- [What is needed]:
Output every line of the records below as a JSON array of strings, one string per line, with blank lines dropped and the pictures left out.

************

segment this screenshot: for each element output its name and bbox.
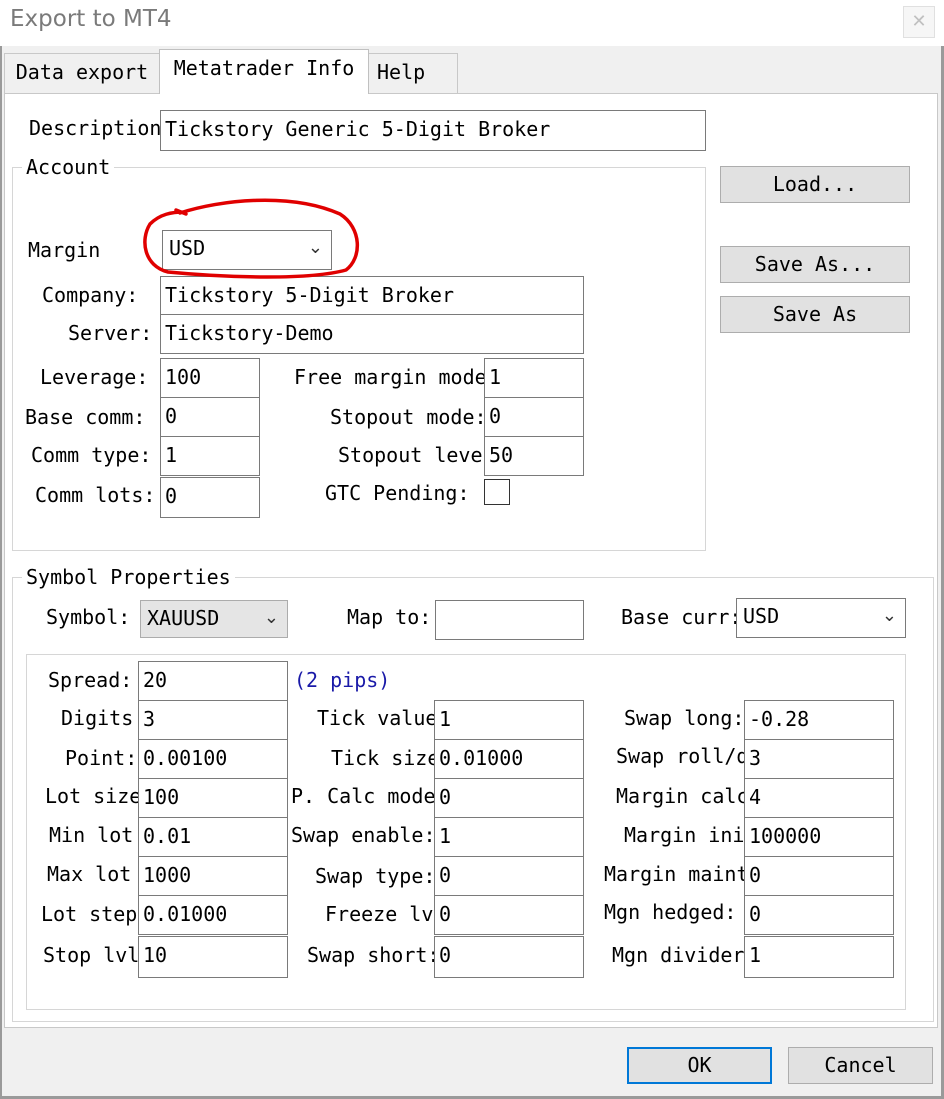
margin-divider-input[interactable]: 1: [744, 936, 894, 978]
base-comm-label: Base comm:: [25, 405, 146, 429]
spread-label: Spread:: [48, 668, 133, 692]
margin-hedged-input[interactable]: 0: [744, 895, 894, 935]
comm-lots-label: Comm lots:: [35, 483, 156, 507]
freeze-level-input[interactable]: 0: [434, 895, 584, 935]
swap-long-input[interactable]: -0.28: [744, 700, 894, 740]
swap-rollover-input[interactable]: 3: [744, 739, 894, 779]
stopout-level-label: Stopout leve: [338, 443, 483, 467]
lot-size-input[interactable]: 100: [138, 778, 288, 818]
swap-long-label: Swap long:: [624, 706, 745, 730]
symbol-value: XAUUSD: [147, 606, 220, 630]
lot-step-label: Lot step: [41, 902, 138, 926]
freeze-level-label: Freeze lv: [325, 902, 434, 926]
max-lot-label: Max lot: [47, 862, 132, 886]
profit-calc-mode-label: P. Calc mode: [291, 784, 436, 808]
stop-level-label: Stop lvl: [43, 943, 140, 967]
lot-step-input[interactable]: 0.01000: [138, 895, 288, 935]
symbol-label: Symbol:: [46, 605, 131, 629]
map-to-input[interactable]: [435, 600, 584, 640]
gtc-pending-checkbox[interactable]: [484, 479, 510, 505]
tick-size-label: Tick size: [331, 746, 435, 770]
base-curr-label: Base curr:: [621, 605, 737, 629]
load-button[interactable]: Load...: [720, 166, 910, 203]
base-comm-input[interactable]: 0: [160, 397, 260, 437]
lot-size-label: Lot size: [45, 784, 142, 808]
symbol-select[interactable]: XAUUSD ⌄: [140, 600, 288, 638]
tick-size-input[interactable]: 0.01000: [434, 739, 584, 779]
spread-pips-note: (2 pips): [294, 668, 391, 692]
swap-type-input[interactable]: 0: [434, 856, 584, 896]
save-as-dots-button[interactable]: Save As...: [720, 246, 910, 283]
stopout-mode-input[interactable]: 0: [484, 397, 584, 437]
symbol-properties-title: Symbol Properties: [22, 565, 235, 589]
base-curr-select[interactable]: USD ⌄: [736, 598, 906, 638]
tab-help[interactable]: Help: [368, 53, 458, 93]
margin-currency-select[interactable]: USD ⌄: [162, 230, 332, 270]
margin-label: Margin: [28, 238, 101, 262]
tick-value-label: Tick value: [317, 706, 435, 730]
spread-input[interactable]: 20: [138, 661, 288, 701]
margin-maintenance-input[interactable]: 0: [744, 856, 894, 896]
swap-short-input[interactable]: 0: [434, 936, 584, 978]
tab-metatrader-info[interactable]: Metatrader Info: [159, 49, 369, 94]
comm-lots-input[interactable]: 0: [160, 477, 260, 518]
digits-input[interactable]: 3: [138, 700, 288, 740]
close-button[interactable]: ✕: [903, 6, 935, 38]
company-label: Company:: [42, 283, 139, 307]
swap-type-label: Swap type:: [315, 864, 436, 888]
tab-label: Metatrader Info: [173, 56, 355, 80]
chevron-down-icon: ⌄: [263, 607, 279, 628]
max-lot-input[interactable]: 1000: [138, 856, 288, 896]
map-to-label: Map to:: [347, 605, 432, 629]
tick-value-input[interactable]: 1: [434, 700, 584, 740]
ok-button[interactable]: OK: [627, 1047, 772, 1084]
margin-calc-label: Margin calc: [616, 784, 744, 808]
comm-type-label: Comm type:: [31, 443, 152, 467]
description-label: Description: [29, 116, 162, 140]
tab-label: Help: [377, 60, 426, 84]
close-icon: ✕: [911, 11, 927, 32]
margin-divider-label: Mgn divider: [612, 943, 744, 967]
margin-initial-label: Margin ini: [624, 823, 744, 847]
chevron-down-icon: ⌄: [881, 605, 897, 626]
account-group-title: Account: [22, 155, 115, 179]
margin-calc-input[interactable]: 4: [744, 778, 894, 818]
leverage-label: Leverage:: [40, 365, 149, 389]
swap-short-label: Swap short:: [307, 943, 440, 967]
stop-level-input[interactable]: 10: [138, 936, 288, 978]
leverage-input[interactable]: 100: [160, 358, 260, 398]
tab-label: Data export: [15, 60, 149, 84]
description-input[interactable]: Tickstory Generic 5-Digit Broker: [160, 110, 706, 151]
margin-initial-input[interactable]: 100000: [744, 817, 894, 857]
company-input[interactable]: Tickstory 5-Digit Broker: [160, 276, 584, 315]
save-as-button[interactable]: Save As: [720, 296, 910, 333]
margin-maintenance-label: Margin maint: [604, 862, 744, 886]
gtc-pending-label: GTC Pending:: [325, 481, 470, 505]
swap-rollover-label: Swap roll/d: [616, 744, 744, 768]
server-input[interactable]: Tickstory-Demo: [160, 314, 584, 354]
point-label: Point:: [65, 746, 138, 770]
stopout-mode-label: Stopout mode:: [330, 405, 487, 429]
comm-type-input[interactable]: 1: [160, 436, 260, 476]
free-margin-mode-label: Free margin mode: [294, 365, 484, 389]
point-input[interactable]: 0.00100: [138, 739, 288, 779]
min-lot-input[interactable]: 0.01: [138, 817, 288, 857]
free-margin-mode-input[interactable]: 1: [484, 358, 584, 398]
chevron-down-icon: ⌄: [307, 237, 323, 258]
stopout-level-input[interactable]: 50: [484, 436, 584, 476]
window-title: Export to MT4: [10, 6, 172, 32]
base-curr-value: USD: [743, 604, 780, 628]
cancel-button[interactable]: Cancel: [788, 1047, 933, 1084]
tab-data-export[interactable]: Data export: [4, 53, 160, 93]
swap-enable-label: Swap enable:: [291, 823, 436, 847]
profit-calc-mode-input[interactable]: 0: [434, 778, 584, 818]
swap-enable-input[interactable]: 1: [434, 817, 584, 857]
window-border-left: [0, 46, 2, 1099]
server-label: Server:: [68, 321, 153, 345]
margin-hedged-label: Mgn hedged:: [604, 900, 737, 924]
margin-currency-value: USD: [169, 236, 206, 260]
digits-label: Digits: [61, 706, 134, 730]
min-lot-label: Min lot: [49, 823, 134, 847]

************

- [The result]:
[
  "segment this screenshot: for each element output its name and bbox.",
  "margin-divider-input[interactable]: 1: [744, 936, 894, 978]",
  "base-comm-label: Base comm:: [25, 405, 146, 429]",
  "spread-label: Spread:: [48, 668, 133, 692]",
  "margin-hedged-input[interactable]: 0: [744, 895, 894, 935]",
  "comm-lots-label: Comm lots:: [35, 483, 156, 507]",
  "freeze-level-input[interactable]: 0: [434, 895, 584, 935]",
  "swap-long-input[interactable]: -0.28: [744, 700, 894, 740]",
  "swap-rollover-input[interactable]: 3: [744, 739, 894, 779]",
  "stopout-level-label: Stopout leve: [338, 443, 483, 467]",
  "lot-size-input[interactable]: 100: [138, 778, 288, 818]",
  "swap-long-label: Swap long:: [624, 706, 745, 730]",
  "symbol-value: XAUUSD: [147, 606, 220, 630]",
  "lot-step-label: Lot step: [41, 902, 138, 926]",
  "freeze-level-label: Freeze lv: [325, 902, 434, 926]",
  "max-lot-label: Max lot: [47, 862, 132, 886]",
  "profit-calc-mode-label: P. Calc mode: [291, 784, 436, 808]",
  "stop-level-label: Stop lvl: [43, 943, 140, 967]",
  "lot-step-input[interactable]: 0.01000: [138, 895, 288, 935]",
  "symbol-label: Symbol:: [46, 605, 131, 629]",
  "map-to-input[interactable]: [435, 600, 584, 640]",
  "gtc-pending-checkbox[interactable]: [484, 479, 510, 505]",
  "tick-size-label: Tick size: [331, 746, 435, 770]",
  "base-curr-label: Base curr:: [621, 605, 737, 629]",
  "load-button[interactable]: Load...: [720, 166, 910, 203]",
  "base-comm-input[interactable]: 0: [160, 397, 260, 437]",
  "lot-size-label: Lot size: [45, 784, 142, 808]",
  "symbol-select[interactable]: XAUUSD ⌄: [140, 600, 288, 638]",
  "tick-size-input[interactable]: 0.01000: [434, 739, 584, 779]",
  "spread-pips-note: (2 pips): [294, 668, 391, 692]",
  "swap-type-input[interactable]: 0: [434, 856, 584, 896]",
  "save-as-dots-button[interactable]: Save As...: [720, 246, 910, 283]",
  "stopout-mode-input[interactable]: 0: [484, 397, 584, 437]",
  "symbol-properties-title: Symbol Properties: [22, 565, 235, 589]",
  "base-curr-select[interactable]: USD ⌄: [736, 598, 906, 638]",
  "tab-help[interactable]: Help: [368, 53, 458, 93]",
  "margin-currency-select[interactable]: USD ⌄: [162, 230, 332, 270]",
  "margin-label: Margin: [28, 238, 101, 262]",
  "tick-value-label: Tick value: [317, 706, 435, 730]",
  "spread-input[interactable]: 20: [138, 661, 288, 701]",
  "margin-maintenance-input[interactable]: 0: [744, 856, 894, 896]",
  "swap-short-input[interactable]: 0: [434, 936, 584, 978]",
  "tab-metatrader-info[interactable]: Metatrader Info: [159, 49, 369, 94]",
  "comm-lots-input[interactable]: 0: [160, 477, 260, 518]",
  "digits-input[interactable]: 3: [138, 700, 288, 740]",
  "close-button[interactable]: ✕: [903, 6, 935, 38]",
  "company-label: Company:: [42, 283, 139, 307]",
  "swap-type-label: Swap type:: [315, 864, 436, 888]",
  "tab-label: Metatrader Info: [173, 56, 355, 80]",
  "chevron-down-icon: ⌄: [263, 607, 279, 628]",
  "max-lot-input[interactable]: 1000: [138, 856, 288, 896]",
  "map-to-label: Map to:: [347, 605, 432, 629]",
  "tick-value-input[interactable]: 1: [434, 700, 584, 740]",
  "ok-button[interactable]: OK: [627, 1047, 772, 1084]",
  "margin-calc-label: Margin calc: [616, 784, 744, 808]",
  "comm-type-label: Comm type:: [31, 443, 152, 467]",
  "description-label: Description: [29, 116, 162, 140]",
  "tab-label: Help: [377, 60, 426, 84]",
  "close-icon: ✕: [911, 11, 927, 32]",
  "margin-divider-label: Mgn divider: [612, 943, 744, 967]",
  "margin-initial-label: Margin ini: [624, 823, 744, 847]",
  "chevron-down-icon: ⌄: [881, 605, 897, 626]",
  "account-group-title: Account: [22, 155, 115, 179]",
  "margin-calc-input[interactable]: 4: [744, 778, 894, 818]",
  "leverage-label: Leverage:: [40, 365, 149, 389]",
  "swap-short-label: Swap short:: [307, 943, 440, 967]",
  "stop-level-input[interactable]: 10: [138, 936, 288, 978]",
  "leverage-input[interactable]: 100: [160, 358, 260, 398]",
  "tab-label: Data export: [15, 60, 149, 84]",
  "description-input[interactable]: Tickstory Generic 5-Digit Broker: [160, 110, 706, 151]",
  "margin-initial-input[interactable]: 100000: [744, 817, 894, 857]",
  "company-input[interactable]: Tickstory 5-Digit Broker: [160, 276, 584, 315]",
  "save-as-button[interactable]: Save As: [720, 296, 910, 333]",
  "margin-maintenance-label: Margin maint: [604, 862, 744, 886]",
  "gtc-pending-label: GTC Pending:: [325, 481, 470, 505]",
  "swap-rollover-label: Swap roll/d: [616, 744, 744, 768]",
  "server-input[interactable]: Tickstory-Demo: [160, 314, 584, 354]",
  "point-label: Point:: [65, 746, 138, 770]",
  "stopout-mode-label: Stopout mode:: [330, 405, 487, 429]",
  "comm-type-input[interactable]: 1: [160, 436, 260, 476]",
  "free-margin-mode-label: Free margin mode: [294, 365, 484, 389]",
  "point-input[interactable]: 0.00100: [138, 739, 288, 779]",
  "min-lot-input[interactable]: 0.01: [138, 817, 288, 857]",
  "free-margin-mode-input[interactable]: 1: [484, 358, 584, 398]",
  "chevron-down-icon: ⌄: [307, 237, 323, 258]",
  "stopout-level-input[interactable]: 50: [484, 436, 584, 476]",
  "window-title: Export to MT4: [10, 6, 172, 32]",
  "base-curr-value: USD: [743, 604, 780, 628]",
  "cancel-button[interactable]: Cancel: [788, 1047, 933, 1084]",
  "tab-data-export[interactable]: Data export: [4, 53, 160, 93]",
  "swap-enable-label: Swap enable:: [291, 823, 436, 847]",
  "profit-calc-mode-input[interactable]: 0: [434, 778, 584, 818]",
  "swap-enable-input[interactable]: 1: [434, 817, 584, 857]",
  "window-border-left: [0, 46, 2, 1099]",
  "server-label: Server:: [68, 321, 153, 345]",
  "margin-hedged-label: Mgn hedged:: [604, 900, 737, 924]",
  "margin-currency-value: USD: [169, 236, 206, 260]",
  "digits-label: Digits: [61, 706, 134, 730]",
  "min-lot-label: Min lot: [49, 823, 134, 847]"
]